** Start Data supplied **

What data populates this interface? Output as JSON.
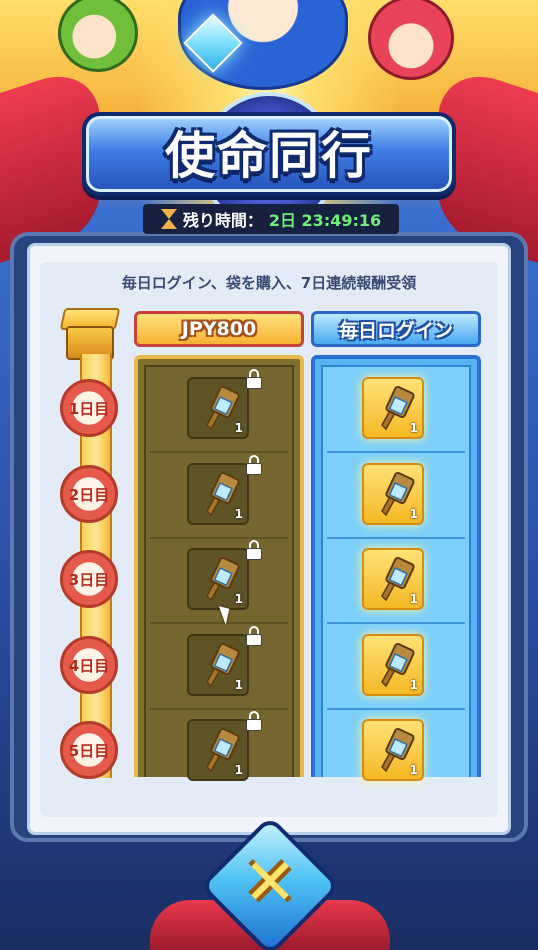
{
  "title": "使命同行",
  "timer": {
    "label": "残り時間：",
    "value": "2日 23:49:16"
  },
  "description": "毎日ログイン、袋を購入、7日連続報酬受領",
  "columns": {
    "paid_label": "JPY800",
    "free_label": "毎日ログイン"
  },
  "days": [
    {
      "label": "1日目",
      "paid_qty": "1",
      "free_qty": "1",
      "paid_locked": true
    },
    {
      "label": "2日目",
      "paid_qty": "1",
      "free_qty": "1",
      "paid_locked": true
    },
    {
      "label": "3日目",
      "paid_qty": "1",
      "free_qty": "1",
      "paid_locked": true
    },
    {
      "label": "4日目",
      "paid_qty": "1",
      "free_qty": "1",
      "paid_locked": true
    },
    {
      "label": "5日目",
      "paid_qty": "1",
      "free_qty": "1",
      "paid_locked": true
    }
  ],
  "icons": {
    "reward": "key-crystal-icon",
    "lock": "lock-icon",
    "timer": "hourglass-icon",
    "chest": "gift-box-icon",
    "emblem": "x-emblem-icon"
  },
  "colors": {
    "timer_value": "#6df07a",
    "paid_column": "#807030",
    "free_column": "#57b4f0",
    "title_outline": "#0f2a6e"
  }
}
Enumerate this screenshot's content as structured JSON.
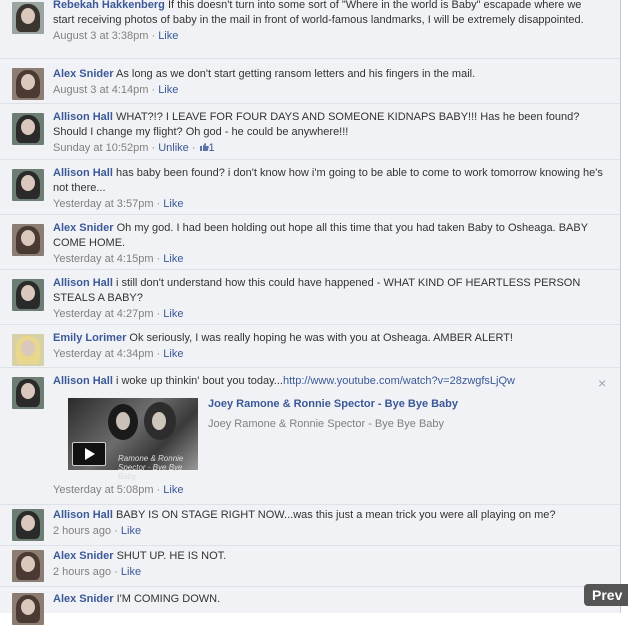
{
  "comments": [
    {
      "author": "Rebekah Hakkenberg",
      "text": "If this doesn't turn into some sort of \"Where in the world is Baby\" escapade where we start receiving photos of baby in the mail in front of world-famous landmarks, I will be extremely disappointed.",
      "time": "August 3 at 3:38pm",
      "sep": " · ",
      "action": "Like"
    },
    {
      "author": "Alex Snider",
      "text": "As long as we don't start getting ransom letters and his fingers in the mail.",
      "time": "August 3 at 4:14pm",
      "sep": " · ",
      "action": "Like"
    },
    {
      "author": "Allison Hall",
      "text": "WHAT?!? I LEAVE FOR FOUR DAYS AND SOMEONE KIDNAPS BABY!!! Has he been found? Should I change my flight? Oh god - he could be anywhere!!!",
      "time": "Sunday at 10:52pm",
      "sep": " · ",
      "action": "Unlike",
      "sep2": " · ",
      "like_count": "1"
    },
    {
      "author": "Allison Hall",
      "text": "has baby been found? i don't know how i'm going to be able to come to work tomorrow knowing he's not there...",
      "time": "Yesterday at 3:57pm",
      "sep": " · ",
      "action": "Like"
    },
    {
      "author": "Alex Snider",
      "text": "Oh my god. I had been holding out hope all this time that you had taken Baby to Osheaga. BABY COME HOME.",
      "time": "Yesterday at 4:15pm",
      "sep": " · ",
      "action": "Like"
    },
    {
      "author": "Allison Hall",
      "text": "i still don't understand how this could have happened - WHAT KIND OF HEARTLESS PERSON STEALS A BABY?",
      "time": "Yesterday at 4:27pm",
      "sep": " · ",
      "action": "Like"
    },
    {
      "author": "Emily Lorimer",
      "text": "Ok seriously, I was really hoping he was with you at Osheaga. AMBER ALERT!",
      "time": "Yesterday at 4:34pm",
      "sep": " · ",
      "action": "Like"
    },
    {
      "author": "Allison Hall",
      "text": "i woke up thinkin' bout you today...",
      "url": "http://www.youtube.com/watch?v=28zwgfsLjQw",
      "time": "Yesterday at 5:08pm",
      "sep": " · ",
      "action": "Like",
      "attachment": {
        "title": "Joey Ramone & Ronnie Spector - Bye Bye Baby",
        "subtitle": "Joey Ramone & Ronnie Spector - Bye Bye Baby",
        "thumb_caption": "Ramone & Ronnie Spector · Bye Bye Baby"
      }
    },
    {
      "author": "Allison Hall",
      "text": "BABY IS ON STAGE RIGHT NOW...was this just a mean trick you were all playing on me?",
      "time": "2 hours ago",
      "sep": " · ",
      "action": "Like"
    },
    {
      "author": "Alex Snider",
      "text": "SHUT UP. HE IS NOT.",
      "time": "2 hours ago",
      "sep": " · ",
      "action": "Like"
    },
    {
      "author": "Alex Snider",
      "text": "I'M COMING DOWN."
    }
  ],
  "close_glyph": "×",
  "prev_label": "Prev",
  "colors": {
    "link": "#3b5998",
    "text": "#333333",
    "meta": "#808080",
    "background": "#f1f2f5"
  }
}
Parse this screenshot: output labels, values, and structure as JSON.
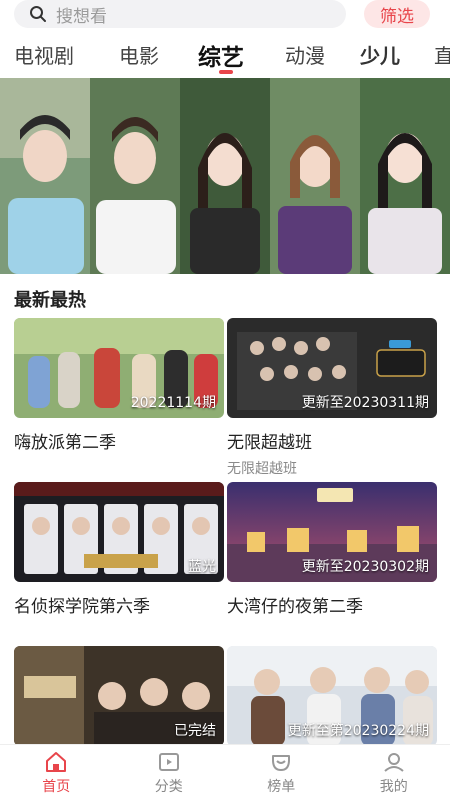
{
  "search": {
    "placeholder": "搜想看"
  },
  "filter_label": "筛选",
  "tabs": [
    {
      "label": "电视剧"
    },
    {
      "label": "电影"
    },
    {
      "label": "综艺",
      "active": true
    },
    {
      "label": "动漫"
    },
    {
      "label": "少儿"
    },
    {
      "label": "直"
    }
  ],
  "section_title": "最新最热",
  "cards": [
    {
      "title": "嗨放派第二季",
      "badge": "20221114期",
      "subtitle": ""
    },
    {
      "title": "无限超越班",
      "badge": "更新至20230311期",
      "subtitle": "无限超越班"
    },
    {
      "title": "名侦探学院第六季",
      "badge": "蓝光",
      "subtitle": ""
    },
    {
      "title": "大湾仔的夜第二季",
      "badge": "更新至20230302期",
      "subtitle": ""
    },
    {
      "title": "",
      "badge": "已完结",
      "subtitle": ""
    },
    {
      "title": "",
      "badge": "更新至第20230224期",
      "subtitle": ""
    }
  ],
  "nav": [
    {
      "label": "首页",
      "icon": "home-icon",
      "active": true
    },
    {
      "label": "分类",
      "icon": "category-icon"
    },
    {
      "label": "榜单",
      "icon": "ranking-icon"
    },
    {
      "label": "我的",
      "icon": "profile-icon"
    }
  ],
  "colors": {
    "accent": "#e8454b",
    "accent_light": "#fde6e6",
    "search_bg": "#f2f2f4"
  }
}
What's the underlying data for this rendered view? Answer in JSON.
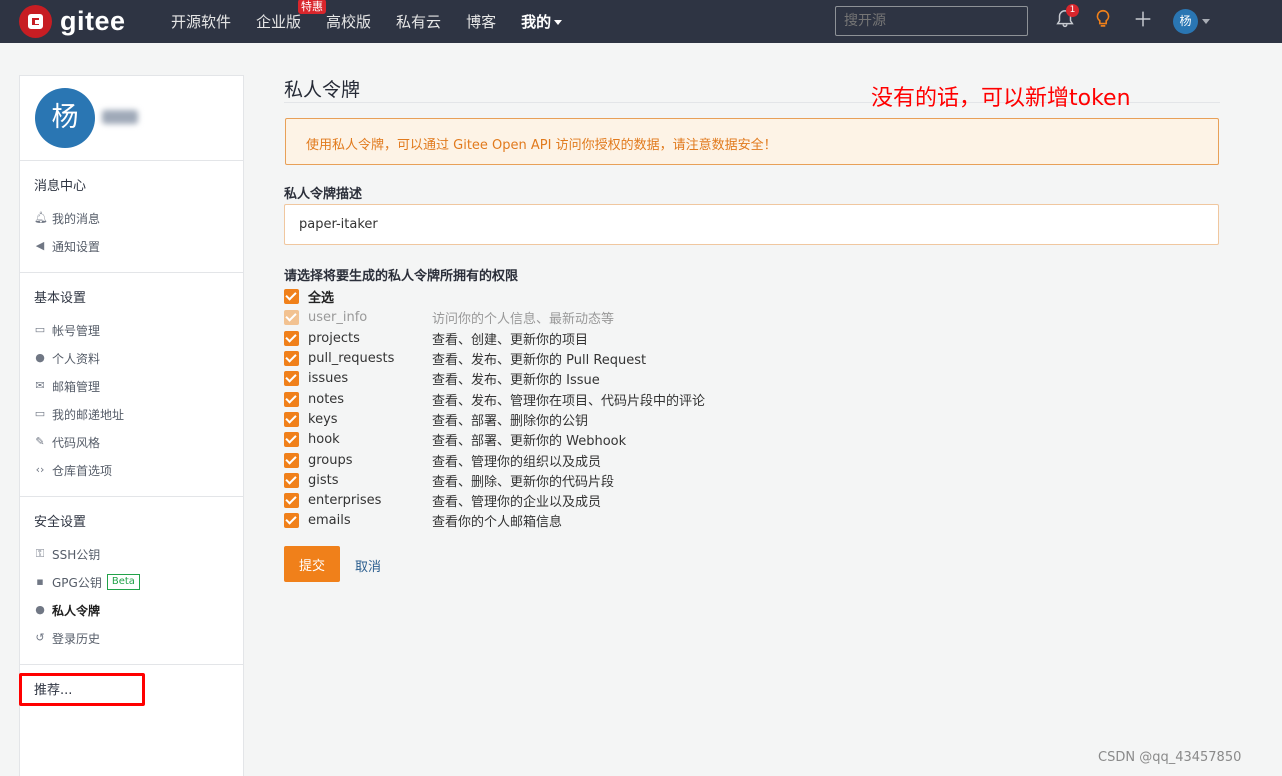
{
  "nav": {
    "logo_text": "gitee",
    "items": [
      "开源软件",
      "企业版",
      "高校版",
      "私有云",
      "博客",
      "我的"
    ],
    "hot_badge": "特惠",
    "search_placeholder": "搜开源",
    "notification_count": "1",
    "avatar_char": "杨"
  },
  "sidebar": {
    "avatar_char": "杨",
    "groups": [
      {
        "title": "消息中心",
        "items": [
          "我的消息",
          "通知设置"
        ]
      },
      {
        "title": "基本设置",
        "items": [
          "帐号管理",
          "个人资料",
          "邮箱管理",
          "我的邮递地址",
          "代码风格",
          "仓库首选项"
        ]
      },
      {
        "title": "安全设置",
        "items": [
          "SSH公钥",
          "GPG公钥",
          "私人令牌",
          "登录历史"
        ]
      },
      {
        "title": "推荐..."
      }
    ],
    "beta_badge": "Beta"
  },
  "main": {
    "page_title": "私人令牌",
    "annotation": "没有的话，可以新增token",
    "warning": "使用私人令牌，可以通过 Gitee Open API 访问你授权的数据，请注意数据安全！",
    "desc_label": "私人令牌描述",
    "desc_value": "paper-itaker",
    "perm_label": "请选择将要生成的私人令牌所拥有的权限",
    "select_all": "全选",
    "permissions": [
      {
        "name": "user_info",
        "desc": "访问你的个人信息、最新动态等"
      },
      {
        "name": "projects",
        "desc": "查看、创建、更新你的项目"
      },
      {
        "name": "pull_requests",
        "desc": "查看、发布、更新你的 Pull Request"
      },
      {
        "name": "issues",
        "desc": "查看、发布、更新你的 Issue"
      },
      {
        "name": "notes",
        "desc": "查看、发布、管理你在项目、代码片段中的评论"
      },
      {
        "name": "keys",
        "desc": "查看、部署、删除你的公钥"
      },
      {
        "name": "hook",
        "desc": "查看、部署、更新你的 Webhook"
      },
      {
        "name": "groups",
        "desc": "查看、管理你的组织以及成员"
      },
      {
        "name": "gists",
        "desc": "查看、删除、更新你的代码片段"
      },
      {
        "name": "enterprises",
        "desc": "查看、管理你的企业以及成员"
      },
      {
        "name": "emails",
        "desc": "查看你的个人邮箱信息"
      }
    ],
    "submit": "提交",
    "cancel": "取消"
  },
  "watermark": "CSDN @qq_43457850",
  "colors": {
    "accent": "#f0801a",
    "topbar": "#2e3443",
    "annotation": "#ff0000"
  }
}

** End Data supplied **

To be done.
Select and copy each line from the data that includes the word "could".

Finished exercise.
      "text": "WHAT?!? I LEAVE FOR FOUR DAYS AND SOMEONE KIDNAPS BABY!!! Has he been found? Should I change my flight? Oh god - he could be anywhere!!!",
      "text": "i still don't understand how this could have happened - WHAT KIND OF HEARTLESS PERSON STEALS A BABY?",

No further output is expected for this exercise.